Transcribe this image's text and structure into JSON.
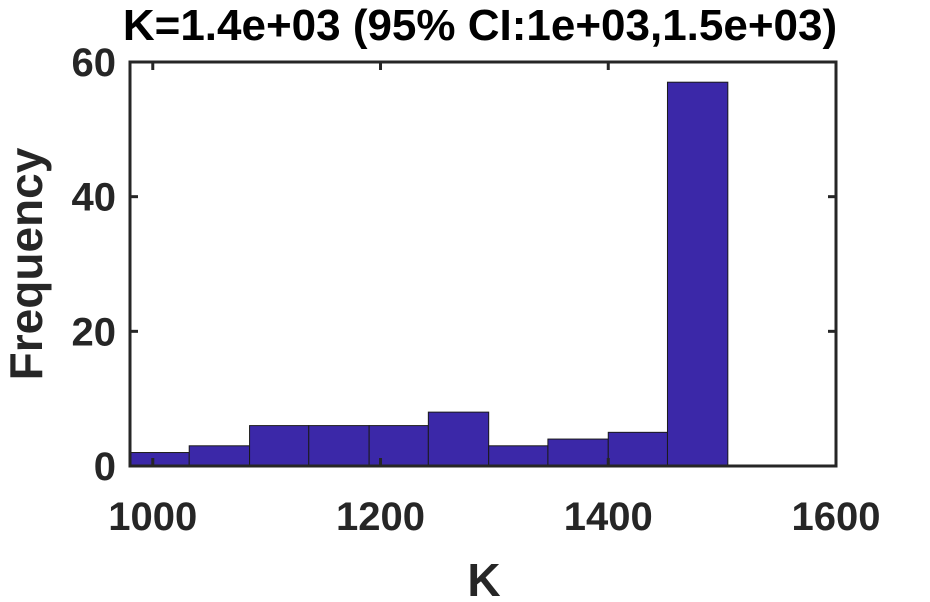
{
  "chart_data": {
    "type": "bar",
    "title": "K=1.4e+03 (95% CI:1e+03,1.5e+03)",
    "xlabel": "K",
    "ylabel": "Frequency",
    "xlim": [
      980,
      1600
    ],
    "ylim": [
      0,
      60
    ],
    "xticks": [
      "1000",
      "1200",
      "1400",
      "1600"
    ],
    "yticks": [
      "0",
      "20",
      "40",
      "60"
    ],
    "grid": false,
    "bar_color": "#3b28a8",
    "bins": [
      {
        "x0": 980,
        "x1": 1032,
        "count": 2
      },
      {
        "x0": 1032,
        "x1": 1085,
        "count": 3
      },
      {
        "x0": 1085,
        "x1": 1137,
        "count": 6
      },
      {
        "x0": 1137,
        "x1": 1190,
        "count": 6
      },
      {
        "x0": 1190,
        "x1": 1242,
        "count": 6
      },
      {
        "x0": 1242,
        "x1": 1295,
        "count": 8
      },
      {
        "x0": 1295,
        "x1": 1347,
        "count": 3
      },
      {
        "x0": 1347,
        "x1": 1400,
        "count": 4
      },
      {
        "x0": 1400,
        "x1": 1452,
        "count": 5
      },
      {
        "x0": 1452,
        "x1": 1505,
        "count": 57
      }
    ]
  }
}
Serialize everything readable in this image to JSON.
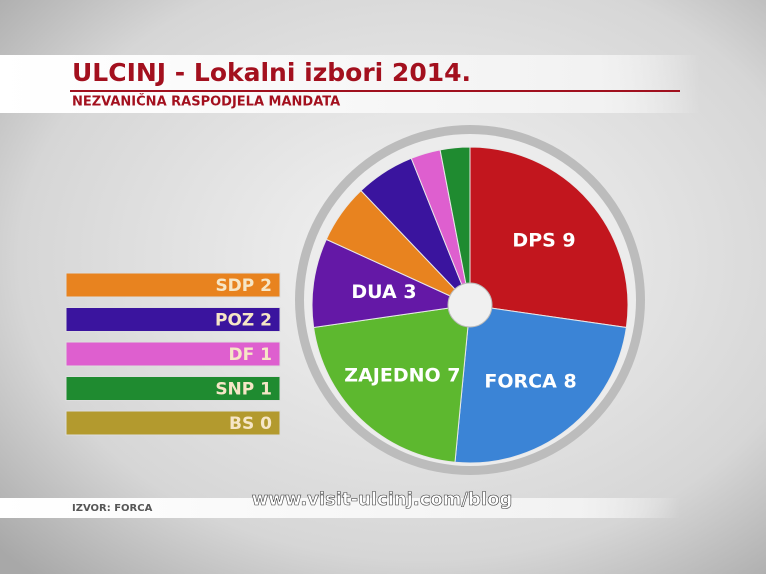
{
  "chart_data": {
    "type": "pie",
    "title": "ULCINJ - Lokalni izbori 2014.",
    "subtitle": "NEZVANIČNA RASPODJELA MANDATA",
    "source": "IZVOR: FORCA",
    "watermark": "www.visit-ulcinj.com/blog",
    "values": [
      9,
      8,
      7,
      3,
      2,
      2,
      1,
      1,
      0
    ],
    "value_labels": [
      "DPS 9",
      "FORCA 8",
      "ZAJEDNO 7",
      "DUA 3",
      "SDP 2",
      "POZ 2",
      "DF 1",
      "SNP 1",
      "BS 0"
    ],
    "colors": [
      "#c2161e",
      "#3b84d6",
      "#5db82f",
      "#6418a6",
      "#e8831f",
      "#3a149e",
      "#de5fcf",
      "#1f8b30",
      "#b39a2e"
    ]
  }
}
#####
> [Given problem]
Return each line in the records that holds the string "JSON".

> [Answer to this problem]
Transcribe this image's text and structure into JSON.
Serialize everything readable in this image to JSON.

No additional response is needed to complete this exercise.